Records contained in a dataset
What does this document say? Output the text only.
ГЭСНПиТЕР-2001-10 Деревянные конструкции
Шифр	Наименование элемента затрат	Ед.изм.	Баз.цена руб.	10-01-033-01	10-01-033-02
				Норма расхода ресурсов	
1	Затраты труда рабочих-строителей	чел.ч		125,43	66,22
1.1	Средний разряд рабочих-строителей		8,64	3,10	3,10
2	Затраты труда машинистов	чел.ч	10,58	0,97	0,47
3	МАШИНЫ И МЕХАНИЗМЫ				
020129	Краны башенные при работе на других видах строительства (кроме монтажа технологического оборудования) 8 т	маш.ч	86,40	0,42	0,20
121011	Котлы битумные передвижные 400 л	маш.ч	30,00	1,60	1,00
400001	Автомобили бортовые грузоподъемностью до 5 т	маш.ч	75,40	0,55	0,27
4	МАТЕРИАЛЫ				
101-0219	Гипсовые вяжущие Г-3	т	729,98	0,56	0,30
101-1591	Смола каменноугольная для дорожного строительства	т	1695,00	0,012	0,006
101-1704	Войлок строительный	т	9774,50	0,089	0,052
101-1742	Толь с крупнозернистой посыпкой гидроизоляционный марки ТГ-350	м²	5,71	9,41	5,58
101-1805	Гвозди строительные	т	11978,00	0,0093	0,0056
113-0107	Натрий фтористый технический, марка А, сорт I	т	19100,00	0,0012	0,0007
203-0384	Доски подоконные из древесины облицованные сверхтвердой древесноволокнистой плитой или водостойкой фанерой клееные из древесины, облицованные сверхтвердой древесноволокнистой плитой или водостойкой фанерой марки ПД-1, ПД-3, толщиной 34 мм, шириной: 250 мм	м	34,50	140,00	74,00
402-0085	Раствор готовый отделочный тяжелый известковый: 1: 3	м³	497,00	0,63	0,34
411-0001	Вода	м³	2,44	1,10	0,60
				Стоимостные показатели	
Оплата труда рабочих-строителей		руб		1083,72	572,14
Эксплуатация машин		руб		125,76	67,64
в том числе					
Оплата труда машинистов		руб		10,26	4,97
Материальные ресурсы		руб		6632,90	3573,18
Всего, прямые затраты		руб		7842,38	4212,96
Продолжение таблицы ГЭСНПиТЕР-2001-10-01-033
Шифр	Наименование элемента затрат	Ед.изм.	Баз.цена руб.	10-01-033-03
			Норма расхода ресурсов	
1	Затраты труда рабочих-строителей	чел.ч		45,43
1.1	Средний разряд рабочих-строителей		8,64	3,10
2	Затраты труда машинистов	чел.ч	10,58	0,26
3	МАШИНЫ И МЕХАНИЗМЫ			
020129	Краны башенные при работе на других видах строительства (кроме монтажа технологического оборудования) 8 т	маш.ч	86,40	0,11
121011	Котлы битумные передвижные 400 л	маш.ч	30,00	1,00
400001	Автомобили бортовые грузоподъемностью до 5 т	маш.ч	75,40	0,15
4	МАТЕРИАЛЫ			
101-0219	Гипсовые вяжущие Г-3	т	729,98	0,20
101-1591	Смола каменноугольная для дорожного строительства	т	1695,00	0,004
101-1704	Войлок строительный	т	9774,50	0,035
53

• Work instructions: Reproduce the entries above exactly.

• Output below:
What does this document say? Output the text only.
ГЭСНПиТЕР-2001-10 Деревянные конструкции
Шифр	Наименование элемента затрат	Ед.изм.	Баз.цена руб.	10-01-033-01	10-01-033-02
				Норма расхода ресурсов	
1	Затраты труда рабочих-строителей	чел.ч		125,43	66,22
1.1	Средний разряд рабочих-строителей		8,64	3,10	3,10
2	Затраты труда машинистов	чел.ч	10,58	0,97	0,47
3	МАШИНЫ И МЕХАНИЗМЫ				
020129	Краны башенные при работе на других видах строительства (кроме монтажа технологического оборудования) 8 т	маш.ч	86,40	0,42	0,20
121011	Котлы битумные передвижные 400 л	маш.ч	30,00	1,60	1,00
400001	Автомобили бортовые грузоподъемностью до 5 т	маш.ч	75,40	0,55	0,27
4	МАТЕРИАЛЫ				
101-0219	Гипсовые вяжущие Г-3	т	729,98	0,56	0,30
101-1591	Смола каменноугольная для дорожного строительства	т	1695,00	0,012	0,006
101-1704	Войлок строительный	т	9774,50	0,089	0,052
101-1742	Толь с крупнозернистой посыпкой гидроизоляционный марки ТГ-350	м²	5,71	9,41	5,58
101-1805	Гвозди строительные	т	11978,00	0,0093	0,0056
113-0107	Натрий фтористый технический, марка А, сорт I	т	19100,00	0,0012	0,0007
203-0384	Доски подоконные из древесины облицованные сверхтвердой древесноволокнистой плитой или водостойкой фанерой клееные из древесины, облицованные сверхтвердой древесноволокнистой плитой или водостойкой фанерой марки ПД-1, ПД-3, толщиной 34 мм, шириной: 250 мм	м	34,50	140,00	74,00
402-0085	Раствор готовый отделочный тяжелый известковый: 1: 3	м³	497,00	0,63	0,34
411-0001	Вода	м³	2,44	1,10	0,60
				Стоимостные показатели	
Оплата труда рабочих-строителей		руб		1083,72	572,14
Эксплуатация машин		руб		125,76	67,64
в том числе					
Оплата труда машинистов		руб		10,26	4,97
Материальные ресурсы		руб		6632,90	3573,18
Всего, прямые затраты		руб		7842,38	4212,96
Продолжение таблицы ГЭСНПиТЕР-2001-10-01-033
Шифр	Наименование элемента затрат	Ед.изм.	Баз.цена руб.	10-01-033-03
			Норма расхода ресурсов	
1	Затраты труда рабочих-строителей	чел.ч		45,43
1.1	Средний разряд рабочих-строителей		8,64	3,10
2	Затраты труда машинистов	чел.ч	10,58	0,26
3	МАШИНЫ И МЕХАНИЗМЫ			
020129	Краны башенные при работе на других видах строительства (кроме монтажа технологического оборудования) 8 т	маш.ч	86,40	0,11
121011	Котлы битумные передвижные 400 л	маш.ч	30,00	1,00
400001	Автомобили бортовые грузоподъемностью до 5 т	маш.ч	75,40	0,15
4	МАТЕРИАЛЫ			
101-0219	Гипсовые вяжущие Г-3	т	729,98	0,20
101-1591	Смола каменноугольная для дорожного строительства	т	1695,00	0,004
101-1704	Войлок строительный	т	9774,50	0,035
53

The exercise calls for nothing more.